[Brief]:
All of the data must be printed exactly; please include every line.
### Supplied data
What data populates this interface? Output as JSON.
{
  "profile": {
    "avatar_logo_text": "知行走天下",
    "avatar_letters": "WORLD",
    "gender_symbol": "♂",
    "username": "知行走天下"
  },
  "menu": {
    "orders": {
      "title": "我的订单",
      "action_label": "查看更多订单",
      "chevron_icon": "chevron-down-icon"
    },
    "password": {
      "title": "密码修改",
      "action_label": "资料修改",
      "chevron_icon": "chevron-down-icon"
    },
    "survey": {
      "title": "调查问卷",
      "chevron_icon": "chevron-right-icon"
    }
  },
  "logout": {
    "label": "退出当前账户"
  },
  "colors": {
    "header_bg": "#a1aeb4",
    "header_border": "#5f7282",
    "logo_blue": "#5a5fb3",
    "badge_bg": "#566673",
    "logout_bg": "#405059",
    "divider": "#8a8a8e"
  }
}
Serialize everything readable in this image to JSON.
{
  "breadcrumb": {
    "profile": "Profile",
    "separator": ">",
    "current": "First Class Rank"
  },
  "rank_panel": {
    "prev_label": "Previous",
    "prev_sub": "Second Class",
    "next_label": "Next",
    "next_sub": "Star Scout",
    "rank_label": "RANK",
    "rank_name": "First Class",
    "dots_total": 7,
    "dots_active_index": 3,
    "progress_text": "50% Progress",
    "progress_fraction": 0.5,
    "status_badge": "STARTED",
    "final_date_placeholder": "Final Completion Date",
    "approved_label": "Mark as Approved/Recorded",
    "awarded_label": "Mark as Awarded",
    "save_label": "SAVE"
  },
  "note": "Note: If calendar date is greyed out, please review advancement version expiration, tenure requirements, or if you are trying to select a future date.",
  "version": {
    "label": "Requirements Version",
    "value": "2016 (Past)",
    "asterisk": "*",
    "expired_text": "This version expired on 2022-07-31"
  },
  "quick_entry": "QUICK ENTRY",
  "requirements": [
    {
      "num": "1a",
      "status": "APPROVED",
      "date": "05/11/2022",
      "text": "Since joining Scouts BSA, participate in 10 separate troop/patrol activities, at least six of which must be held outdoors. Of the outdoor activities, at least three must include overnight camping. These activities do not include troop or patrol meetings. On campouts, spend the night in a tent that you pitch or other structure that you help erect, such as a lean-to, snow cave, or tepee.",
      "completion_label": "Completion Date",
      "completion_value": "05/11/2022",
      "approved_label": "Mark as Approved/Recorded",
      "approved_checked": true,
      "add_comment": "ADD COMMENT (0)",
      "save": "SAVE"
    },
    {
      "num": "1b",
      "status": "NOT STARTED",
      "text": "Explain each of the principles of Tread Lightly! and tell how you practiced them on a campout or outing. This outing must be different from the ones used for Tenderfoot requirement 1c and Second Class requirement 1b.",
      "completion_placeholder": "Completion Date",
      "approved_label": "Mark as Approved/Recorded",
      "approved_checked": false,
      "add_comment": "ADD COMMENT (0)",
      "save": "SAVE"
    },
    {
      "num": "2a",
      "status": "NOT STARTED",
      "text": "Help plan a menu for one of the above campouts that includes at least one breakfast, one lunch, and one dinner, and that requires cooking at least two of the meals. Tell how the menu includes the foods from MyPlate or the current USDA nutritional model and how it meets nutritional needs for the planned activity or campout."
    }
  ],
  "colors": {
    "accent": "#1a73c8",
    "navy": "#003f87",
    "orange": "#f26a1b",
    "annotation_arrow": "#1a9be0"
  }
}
######
[Output below]:
What data populates this interface? Output as JSON.
{
  "profile": {
    "avatar_logo_text": "知行走天下",
    "avatar_letters": "WORLD",
    "gender_symbol": "♂",
    "username": "知行走天下"
  },
  "menu": {
    "orders": {
      "title": "我的订单",
      "action_label": "查看更多订单",
      "chevron_icon": "chevron-down-icon"
    },
    "password": {
      "title": "密码修改",
      "action_label": "资料修改",
      "chevron_icon": "chevron-down-icon"
    },
    "survey": {
      "title": "调查问卷",
      "chevron_icon": "chevron-right-icon"
    }
  },
  "logout": {
    "label": "退出当前账户"
  },
  "colors": {
    "header_bg": "#a1aeb4",
    "header_border": "#5f7282",
    "logo_blue": "#5a5fb3",
    "badge_bg": "#566673",
    "logout_bg": "#405059",
    "divider": "#8a8a8e"
  }
}
Serialize everything readable in this image to JSON.
{
  "breadcrumb": {
    "profile": "Profile",
    "separator": ">",
    "current": "First Class Rank"
  },
  "rank_panel": {
    "prev_label": "Previous",
    "prev_sub": "Second Class",
    "next_label": "Next",
    "next_sub": "Star Scout",
    "rank_label": "RANK",
    "rank_name": "First Class",
    "dots_total": 7,
    "dots_active_index": 3,
    "progress_text": "50% Progress",
    "progress_fraction": 0.5,
    "status_badge": "STARTED",
    "final_date_placeholder": "Final Completion Date",
    "approved_label": "Mark as Approved/Recorded",
    "awarded_label": "Mark as Awarded",
    "save_label": "SAVE"
  },
  "note": "Note: If calendar date is greyed out, please review advancement version expiration, tenure requirements, or if you are trying to select a future date.",
  "version": {
    "label": "Requirements Version",
    "value": "2016 (Past)",
    "asterisk": "*",
    "expired_text": "This version expired on 2022-07-31"
  },
  "quick_entry": "QUICK ENTRY",
  "requirements": [
    {
      "num": "1a",
      "status": "APPROVED",
      "date": "05/11/2022",
      "text": "Since joining Scouts BSA, participate in 10 separate troop/patrol activities, at least six of which must be held outdoors. Of the outdoor activities, at least three must include overnight camping. These activities do not include troop or patrol meetings. On campouts, spend the night in a tent that you pitch or other structure that you help erect, such as a lean-to, snow cave, or tepee.",
      "completion_label": "Completion Date",
      "completion_value": "05/11/2022",
      "approved_label": "Mark as Approved/Recorded",
      "approved_checked": true,
      "add_comment": "ADD COMMENT (0)",
      "save": "SAVE"
    },
    {
      "num": "1b",
      "status": "NOT STARTED",
      "text": "Explain each of the principles of Tread Lightly! and tell how you practiced them on a campout or outing. This outing must be different from the ones used for Tenderfoot requirement 1c and Second Class requirement 1b.",
      "completion_placeholder": "Completion Date",
      "approved_label": "Mark as Approved/Recorded",
      "approved_checked": false,
      "add_comment": "ADD COMMENT (0)",
      "save": "SAVE"
    },
    {
      "num": "2a",
      "status": "NOT STARTED",
      "text": "Help plan a menu for one of the above campouts that includes at least one breakfast, one lunch, and one dinner, and that requires cooking at least two of the meals. Tell how the menu includes the foods from MyPlate or the current USDA nutritional model and how it meets nutritional needs for the planned activity or campout."
    }
  ],
  "colors": {
    "accent": "#1a73c8",
    "navy": "#003f87",
    "orange": "#f26a1b",
    "annotation_arrow": "#1a9be0"
  }
}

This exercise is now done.